Collected data entries
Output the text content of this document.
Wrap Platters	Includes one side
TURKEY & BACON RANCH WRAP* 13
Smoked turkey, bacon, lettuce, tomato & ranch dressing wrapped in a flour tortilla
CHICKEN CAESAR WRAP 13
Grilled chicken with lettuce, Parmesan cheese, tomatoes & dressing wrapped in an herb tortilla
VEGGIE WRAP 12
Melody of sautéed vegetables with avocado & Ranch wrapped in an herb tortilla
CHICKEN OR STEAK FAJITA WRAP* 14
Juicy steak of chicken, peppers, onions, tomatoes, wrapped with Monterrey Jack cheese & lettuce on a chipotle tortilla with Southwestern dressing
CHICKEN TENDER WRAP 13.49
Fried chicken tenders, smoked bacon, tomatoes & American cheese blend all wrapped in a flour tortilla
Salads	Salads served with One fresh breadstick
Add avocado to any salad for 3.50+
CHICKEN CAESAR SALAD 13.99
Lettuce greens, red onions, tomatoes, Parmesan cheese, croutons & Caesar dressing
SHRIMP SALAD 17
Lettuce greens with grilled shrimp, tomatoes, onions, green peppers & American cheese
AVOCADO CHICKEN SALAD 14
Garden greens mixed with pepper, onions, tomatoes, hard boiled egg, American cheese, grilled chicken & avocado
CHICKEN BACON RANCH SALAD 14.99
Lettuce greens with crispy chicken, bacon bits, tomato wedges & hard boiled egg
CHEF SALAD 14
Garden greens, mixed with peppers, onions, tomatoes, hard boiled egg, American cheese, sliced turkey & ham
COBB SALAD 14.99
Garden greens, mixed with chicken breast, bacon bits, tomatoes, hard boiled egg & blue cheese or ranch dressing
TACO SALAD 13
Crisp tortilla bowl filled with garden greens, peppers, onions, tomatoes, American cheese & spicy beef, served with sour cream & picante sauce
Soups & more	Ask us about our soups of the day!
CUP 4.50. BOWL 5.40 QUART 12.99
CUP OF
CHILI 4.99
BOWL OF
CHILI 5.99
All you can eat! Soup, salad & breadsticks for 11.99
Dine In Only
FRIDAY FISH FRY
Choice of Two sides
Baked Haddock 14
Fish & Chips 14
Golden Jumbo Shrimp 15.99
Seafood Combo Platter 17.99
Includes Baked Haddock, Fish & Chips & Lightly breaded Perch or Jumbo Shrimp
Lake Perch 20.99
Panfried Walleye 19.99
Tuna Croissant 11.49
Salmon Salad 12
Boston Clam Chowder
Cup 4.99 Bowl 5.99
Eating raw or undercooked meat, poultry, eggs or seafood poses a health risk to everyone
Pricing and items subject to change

**PROBLEM TO SOLVE**
Return all of the entries word for word.

**CORRECT RESPONSE**
Output the text content of this document.
Wrap Platters	Includes one side
TURKEY & BACON RANCH WRAP* 13
Smoked turkey, bacon, lettuce, tomato & ranch dressing wrapped in a flour tortilla
CHICKEN CAESAR WRAP 13
Grilled chicken with lettuce, Parmesan cheese, tomatoes & dressing wrapped in an herb tortilla
VEGGIE WRAP 12
Melody of sautéed vegetables with avocado & Ranch wrapped in an herb tortilla
CHICKEN OR STEAK FAJITA WRAP* 14
Juicy steak of chicken, peppers, onions, tomatoes, wrapped with Monterrey Jack cheese & lettuce on a chipotle tortilla with Southwestern dressing
CHICKEN TENDER WRAP 13.49
Fried chicken tenders, smoked bacon, tomatoes & American cheese blend all wrapped in a flour tortilla
Salads	Salads served with One fresh breadstick
Add avocado to any salad for 3.50+
CHICKEN CAESAR SALAD 13.99
Lettuce greens, red onions, tomatoes, Parmesan cheese, croutons & Caesar dressing
SHRIMP SALAD 17
Lettuce greens with grilled shrimp, tomatoes, onions, green peppers & American cheese
AVOCADO CHICKEN SALAD 14
Garden greens mixed with pepper, onions, tomatoes, hard boiled egg, American cheese, grilled chicken & avocado
CHICKEN BACON RANCH SALAD 14.99
Lettuce greens with crispy chicken, bacon bits, tomato wedges & hard boiled egg
CHEF SALAD 14
Garden greens, mixed with peppers, onions, tomatoes, hard boiled egg, American cheese, sliced turkey & ham
COBB SALAD 14.99
Garden greens, mixed with chicken breast, bacon bits, tomatoes, hard boiled egg & blue cheese or ranch dressing
TACO SALAD 13
Crisp tortilla bowl filled with garden greens, peppers, onions, tomatoes, American cheese & spicy beef, served with sour cream & picante sauce
Soups & more	Ask us about our soups of the day!
CUP 4.50. BOWL 5.40 QUART 12.99
CUP OF
CHILI 4.99
BOWL OF
CHILI 5.99
All you can eat! Soup, salad & breadsticks for 11.99
Dine In Only
FRIDAY FISH FRY
Choice of Two sides
Baked Haddock 14
Fish & Chips 14
Golden Jumbo Shrimp 15.99
Seafood Combo Platter 17.99
Includes Baked Haddock, Fish & Chips & Lightly breaded Perch or Jumbo Shrimp
Lake Perch 20.99
Panfried Walleye 19.99
Tuna Croissant 11.49
Salmon Salad 12
Boston Clam Chowder
Cup 4.99 Bowl 5.99
Eating raw or undercooked meat, poultry, eggs or seafood poses a health risk to everyone
Pricing and items subject to change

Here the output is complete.